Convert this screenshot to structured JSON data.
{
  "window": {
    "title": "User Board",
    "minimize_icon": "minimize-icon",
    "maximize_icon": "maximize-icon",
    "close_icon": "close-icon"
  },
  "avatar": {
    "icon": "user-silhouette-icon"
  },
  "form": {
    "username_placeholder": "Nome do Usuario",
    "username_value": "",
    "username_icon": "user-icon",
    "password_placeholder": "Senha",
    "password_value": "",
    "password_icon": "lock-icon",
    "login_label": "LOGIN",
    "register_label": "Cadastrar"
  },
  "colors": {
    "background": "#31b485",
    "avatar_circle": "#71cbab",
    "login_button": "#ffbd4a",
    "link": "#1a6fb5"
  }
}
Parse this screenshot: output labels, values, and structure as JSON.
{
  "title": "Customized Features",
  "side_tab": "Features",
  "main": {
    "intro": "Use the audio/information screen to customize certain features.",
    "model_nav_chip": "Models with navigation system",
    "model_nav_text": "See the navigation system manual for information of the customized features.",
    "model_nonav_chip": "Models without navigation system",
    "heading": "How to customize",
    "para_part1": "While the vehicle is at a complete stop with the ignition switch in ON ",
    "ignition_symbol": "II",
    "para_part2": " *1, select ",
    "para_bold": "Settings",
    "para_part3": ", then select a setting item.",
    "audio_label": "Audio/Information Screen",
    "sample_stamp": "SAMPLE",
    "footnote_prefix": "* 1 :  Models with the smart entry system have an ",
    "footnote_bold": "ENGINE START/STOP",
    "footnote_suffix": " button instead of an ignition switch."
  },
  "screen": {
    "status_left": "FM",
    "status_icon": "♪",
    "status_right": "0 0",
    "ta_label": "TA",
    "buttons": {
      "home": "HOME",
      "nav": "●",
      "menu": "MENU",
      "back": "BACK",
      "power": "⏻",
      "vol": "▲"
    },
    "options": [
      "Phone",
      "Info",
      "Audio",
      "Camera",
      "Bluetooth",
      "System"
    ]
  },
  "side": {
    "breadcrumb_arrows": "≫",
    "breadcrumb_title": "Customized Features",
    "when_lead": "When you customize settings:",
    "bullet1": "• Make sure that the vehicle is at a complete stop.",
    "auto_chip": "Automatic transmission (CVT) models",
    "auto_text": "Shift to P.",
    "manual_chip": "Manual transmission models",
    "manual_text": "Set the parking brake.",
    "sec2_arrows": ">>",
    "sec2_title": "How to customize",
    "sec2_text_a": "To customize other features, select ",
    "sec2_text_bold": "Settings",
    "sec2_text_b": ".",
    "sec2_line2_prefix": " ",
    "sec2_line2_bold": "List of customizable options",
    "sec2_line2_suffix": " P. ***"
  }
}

(What is required)
Extract all of the material exactly as it is written.

(Written response)
Convert this screenshot to structured JSON data.
{
  "window": {
    "title": "User Board",
    "minimize_icon": "minimize-icon",
    "maximize_icon": "maximize-icon",
    "close_icon": "close-icon"
  },
  "avatar": {
    "icon": "user-silhouette-icon"
  },
  "form": {
    "username_placeholder": "Nome do Usuario",
    "username_value": "",
    "username_icon": "user-icon",
    "password_placeholder": "Senha",
    "password_value": "",
    "password_icon": "lock-icon",
    "login_label": "LOGIN",
    "register_label": "Cadastrar"
  },
  "colors": {
    "background": "#31b485",
    "avatar_circle": "#71cbab",
    "login_button": "#ffbd4a",
    "link": "#1a6fb5"
  }
}
Parse this screenshot: output labels, values, and structure as JSON.
{
  "title": "Customized Features",
  "side_tab": "Features",
  "main": {
    "intro": "Use the audio/information screen to customize certain features.",
    "model_nav_chip": "Models with navigation system",
    "model_nav_text": "See the navigation system manual for information of the customized features.",
    "model_nonav_chip": "Models without navigation system",
    "heading": "How to customize",
    "para_part1": "While the vehicle is at a complete stop with the ignition switch in ON ",
    "ignition_symbol": "II",
    "para_part2": " *1, select ",
    "para_bold": "Settings",
    "para_part3": ", then select a setting item.",
    "audio_label": "Audio/Information Screen",
    "sample_stamp": "SAMPLE",
    "footnote_prefix": "* 1 :  Models with the smart entry system have an ",
    "footnote_bold": "ENGINE START/STOP",
    "footnote_suffix": " button instead of an ignition switch."
  },
  "screen": {
    "status_left": "FM",
    "status_icon": "♪",
    "status_right": "0 0",
    "ta_label": "TA",
    "buttons": {
      "home": "HOME",
      "nav": "●",
      "menu": "MENU",
      "back": "BACK",
      "power": "⏻",
      "vol": "▲"
    },
    "options": [
      "Phone",
      "Info",
      "Audio",
      "Camera",
      "Bluetooth",
      "System"
    ]
  },
  "side": {
    "breadcrumb_arrows": "≫",
    "breadcrumb_title": "Customized Features",
    "when_lead": "When you customize settings:",
    "bullet1": "• Make sure that the vehicle is at a complete stop.",
    "auto_chip": "Automatic transmission (CVT) models",
    "auto_text": "Shift to P.",
    "manual_chip": "Manual transmission models",
    "manual_text": "Set the parking brake.",
    "sec2_arrows": ">>",
    "sec2_title": "How to customize",
    "sec2_text_a": "To customize other features, select ",
    "sec2_text_bold": "Settings",
    "sec2_text_b": ".",
    "sec2_line2_prefix": " ",
    "sec2_line2_bold": "List of customizable options",
    "sec2_line2_suffix": " P. ***"
  }
}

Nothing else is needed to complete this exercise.